** WHAT IS REQUIRED **
Output the material beneath exactly, leaving nothing out.

Dataset items:
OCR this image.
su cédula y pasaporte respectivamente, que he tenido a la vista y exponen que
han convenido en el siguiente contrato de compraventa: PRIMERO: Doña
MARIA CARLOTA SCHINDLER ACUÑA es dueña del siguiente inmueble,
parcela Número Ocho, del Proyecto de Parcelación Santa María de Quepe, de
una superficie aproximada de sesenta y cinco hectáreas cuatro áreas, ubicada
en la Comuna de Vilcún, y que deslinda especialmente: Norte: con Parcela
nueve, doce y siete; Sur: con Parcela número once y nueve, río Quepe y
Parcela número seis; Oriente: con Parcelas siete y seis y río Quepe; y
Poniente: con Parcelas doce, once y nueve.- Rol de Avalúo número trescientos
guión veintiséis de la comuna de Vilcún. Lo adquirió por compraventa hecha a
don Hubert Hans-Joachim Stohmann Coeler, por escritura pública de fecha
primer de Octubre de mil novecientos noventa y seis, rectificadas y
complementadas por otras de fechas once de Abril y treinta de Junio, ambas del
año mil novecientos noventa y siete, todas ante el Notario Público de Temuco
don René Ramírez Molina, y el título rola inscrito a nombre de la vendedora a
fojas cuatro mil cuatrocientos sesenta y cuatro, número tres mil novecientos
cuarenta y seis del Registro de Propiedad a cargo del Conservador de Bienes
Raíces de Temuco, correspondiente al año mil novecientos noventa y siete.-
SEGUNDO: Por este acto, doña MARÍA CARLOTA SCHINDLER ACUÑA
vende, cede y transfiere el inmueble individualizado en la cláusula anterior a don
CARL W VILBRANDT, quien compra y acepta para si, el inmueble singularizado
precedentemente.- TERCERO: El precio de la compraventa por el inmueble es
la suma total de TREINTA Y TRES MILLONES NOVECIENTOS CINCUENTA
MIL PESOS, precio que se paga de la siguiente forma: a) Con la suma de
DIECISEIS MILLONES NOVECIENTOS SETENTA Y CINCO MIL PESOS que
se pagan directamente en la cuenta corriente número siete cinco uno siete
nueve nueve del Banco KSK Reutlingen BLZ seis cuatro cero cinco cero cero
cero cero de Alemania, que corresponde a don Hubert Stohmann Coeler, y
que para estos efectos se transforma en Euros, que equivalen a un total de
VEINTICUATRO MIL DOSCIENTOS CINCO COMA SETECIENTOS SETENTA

** COMPLETE RESPONSE **
OCR this image.
su cédula y pasaporte respectivamente, que he tenido a la vista y exponen que
han convenido en el siguiente contrato de compraventa: PRIMERO: Doña
MARIA CARLOTA SCHINDLER ACUÑA es dueña del siguiente inmueble,
parcela Número Ocho, del Proyecto de Parcelación Santa María de Quepe, de
una superficie aproximada de sesenta y cinco hectáreas cuatro áreas, ubicada
en la Comuna de Vilcún, y que deslinda especialmente: Norte: con Parcela
nueve, doce y siete; Sur: con Parcela número once y nueve, río Quepe y
Parcela número seis; Oriente: con Parcelas siete y seis y río Quepe; y
Poniente: con Parcelas doce, once y nueve.- Rol de Avalúo número trescientos
guión veintiséis de la comuna de Vilcún. Lo adquirió por compraventa hecha a
don Hubert Hans-Joachim Stohmann Coeler, por escritura pública de fecha
primer de Octubre de mil novecientos noventa y seis, rectificadas y
complementadas por otras de fechas once de Abril y treinta de Junio, ambas del
año mil novecientos noventa y siete, todas ante el Notario Público de Temuco
don René Ramírez Molina, y el título rola inscrito a nombre de la vendedora a
fojas cuatro mil cuatrocientos sesenta y cuatro, número tres mil novecientos
cuarenta y seis del Registro de Propiedad a cargo del Conservador de Bienes
Raíces de Temuco, correspondiente al año mil novecientos noventa y siete.-
SEGUNDO: Por este acto, doña MARÍA CARLOTA SCHINDLER ACUÑA
vende, cede y transfiere el inmueble individualizado en la cláusula anterior a don
CARL W VILBRANDT, quien compra y acepta para si, el inmueble singularizado
precedentemente.- TERCERO: El precio de la compraventa por el inmueble es
la suma total de TREINTA Y TRES MILLONES NOVECIENTOS CINCUENTA
MIL PESOS, precio que se paga de la siguiente forma: a) Con la suma de
DIECISEIS MILLONES NOVECIENTOS SETENTA Y CINCO MIL PESOS que
se pagan directamente en la cuenta corriente número siete cinco uno siete
nueve nueve del Banco KSK Reutlingen BLZ seis cuatro cero cinco cero cero
cero cero de Alemania, que corresponde a don Hubert Stohmann Coeler, y
que para estos efectos se transforma en Euros, que equivalen a un total de
VEINTICUATRO MIL DOSCIENTOS CINCO COMA SETECIENTOS SETENTA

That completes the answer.